• [What you will do]:
Provide only the number of lines in the data below that contain the word "остатков".

• [Exercise materials]:
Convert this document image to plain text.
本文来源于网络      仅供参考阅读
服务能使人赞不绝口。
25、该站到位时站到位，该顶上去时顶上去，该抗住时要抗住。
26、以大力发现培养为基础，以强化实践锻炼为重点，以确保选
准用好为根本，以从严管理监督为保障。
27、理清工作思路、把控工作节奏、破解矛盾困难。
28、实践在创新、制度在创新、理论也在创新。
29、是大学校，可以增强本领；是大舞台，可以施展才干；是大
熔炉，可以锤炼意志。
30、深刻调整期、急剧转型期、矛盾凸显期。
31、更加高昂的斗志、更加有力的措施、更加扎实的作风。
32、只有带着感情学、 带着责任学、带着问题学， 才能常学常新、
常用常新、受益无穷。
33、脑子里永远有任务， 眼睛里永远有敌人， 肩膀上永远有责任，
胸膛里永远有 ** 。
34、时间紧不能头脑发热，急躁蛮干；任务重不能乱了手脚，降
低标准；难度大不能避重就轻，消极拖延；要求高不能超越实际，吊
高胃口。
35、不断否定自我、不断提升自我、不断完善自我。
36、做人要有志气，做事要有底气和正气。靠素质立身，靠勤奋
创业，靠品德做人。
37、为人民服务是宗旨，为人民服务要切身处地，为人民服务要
* * *
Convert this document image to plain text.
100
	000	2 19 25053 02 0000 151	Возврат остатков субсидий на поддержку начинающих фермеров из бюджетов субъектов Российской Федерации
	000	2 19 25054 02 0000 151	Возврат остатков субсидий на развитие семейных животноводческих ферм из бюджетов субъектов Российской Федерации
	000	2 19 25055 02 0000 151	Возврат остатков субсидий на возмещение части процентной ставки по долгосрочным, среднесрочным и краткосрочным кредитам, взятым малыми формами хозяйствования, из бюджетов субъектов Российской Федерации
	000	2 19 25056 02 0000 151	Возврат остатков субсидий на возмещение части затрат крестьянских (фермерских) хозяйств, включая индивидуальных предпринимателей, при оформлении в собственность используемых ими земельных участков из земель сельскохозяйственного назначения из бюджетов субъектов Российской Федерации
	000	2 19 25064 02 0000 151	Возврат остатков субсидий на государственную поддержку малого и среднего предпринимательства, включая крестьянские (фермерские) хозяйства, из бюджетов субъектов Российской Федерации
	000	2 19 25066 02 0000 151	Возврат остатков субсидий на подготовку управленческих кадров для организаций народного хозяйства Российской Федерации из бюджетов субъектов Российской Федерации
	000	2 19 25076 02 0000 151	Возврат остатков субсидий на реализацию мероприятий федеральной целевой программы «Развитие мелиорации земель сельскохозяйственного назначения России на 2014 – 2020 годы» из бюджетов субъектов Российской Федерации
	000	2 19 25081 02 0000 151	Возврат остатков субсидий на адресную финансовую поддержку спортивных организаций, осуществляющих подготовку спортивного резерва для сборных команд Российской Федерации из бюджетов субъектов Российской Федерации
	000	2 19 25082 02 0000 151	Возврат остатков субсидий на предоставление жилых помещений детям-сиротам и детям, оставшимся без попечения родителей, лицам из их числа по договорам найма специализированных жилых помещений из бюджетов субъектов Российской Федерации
==
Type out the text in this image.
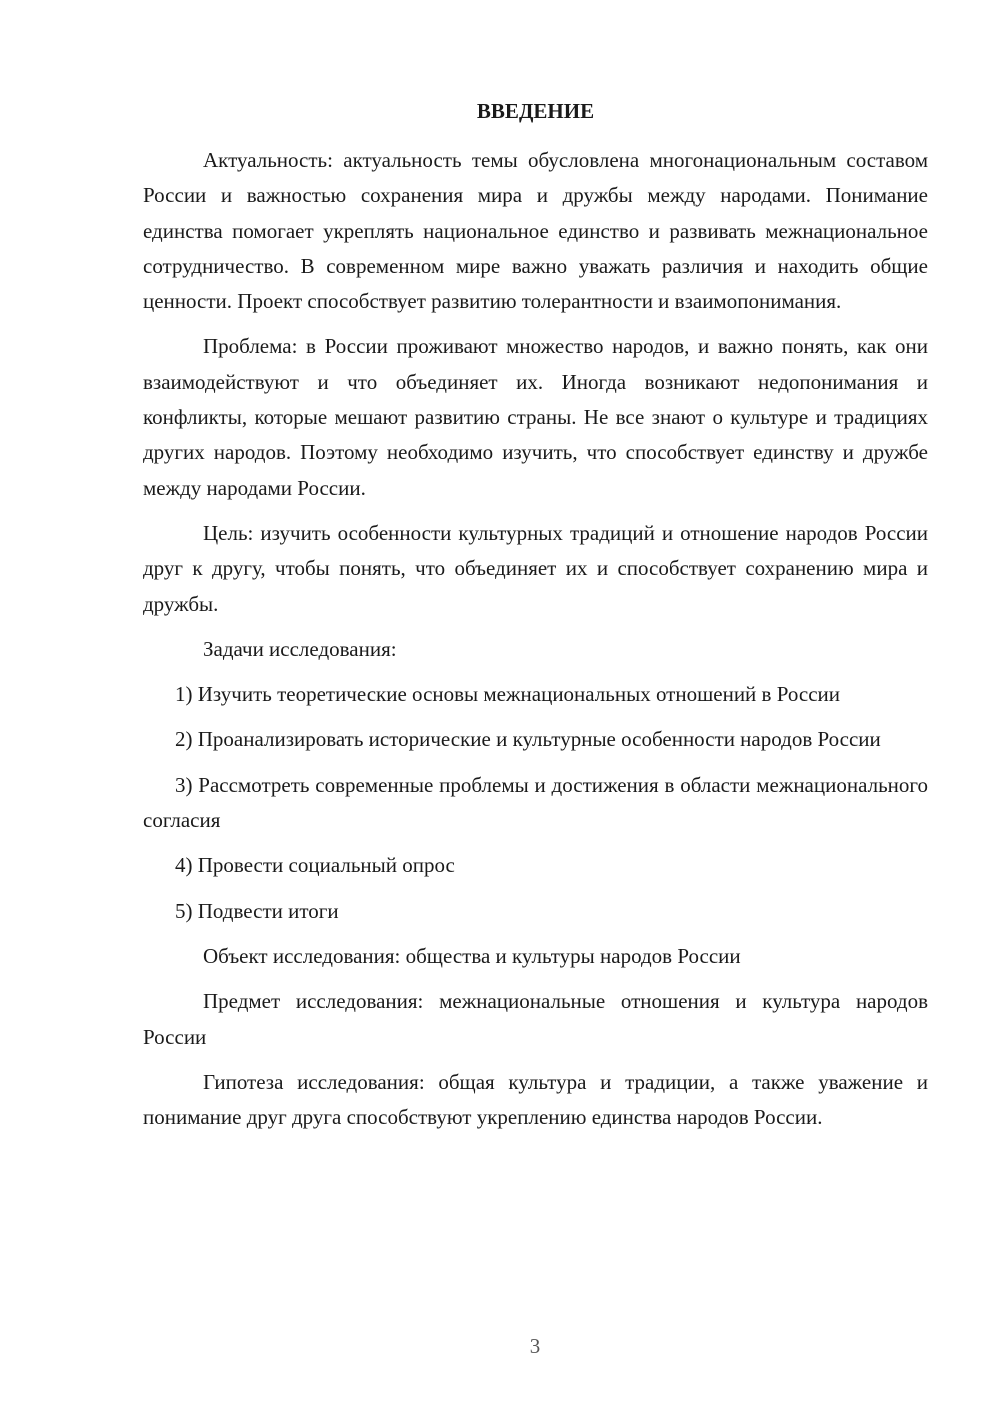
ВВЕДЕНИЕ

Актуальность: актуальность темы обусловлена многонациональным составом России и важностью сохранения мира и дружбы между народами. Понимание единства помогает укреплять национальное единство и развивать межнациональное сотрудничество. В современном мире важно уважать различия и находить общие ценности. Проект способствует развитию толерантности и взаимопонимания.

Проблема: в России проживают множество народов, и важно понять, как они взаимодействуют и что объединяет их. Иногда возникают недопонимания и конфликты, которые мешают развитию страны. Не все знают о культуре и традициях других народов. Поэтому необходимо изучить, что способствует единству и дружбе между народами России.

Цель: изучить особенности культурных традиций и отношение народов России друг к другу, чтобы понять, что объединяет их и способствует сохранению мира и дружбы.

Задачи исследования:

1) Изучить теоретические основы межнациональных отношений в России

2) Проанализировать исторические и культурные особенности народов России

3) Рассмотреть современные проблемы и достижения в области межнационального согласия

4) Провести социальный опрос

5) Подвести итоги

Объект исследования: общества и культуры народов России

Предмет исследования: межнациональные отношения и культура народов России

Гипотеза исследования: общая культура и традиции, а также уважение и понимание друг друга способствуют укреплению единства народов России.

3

• [Response to this exercise]:
9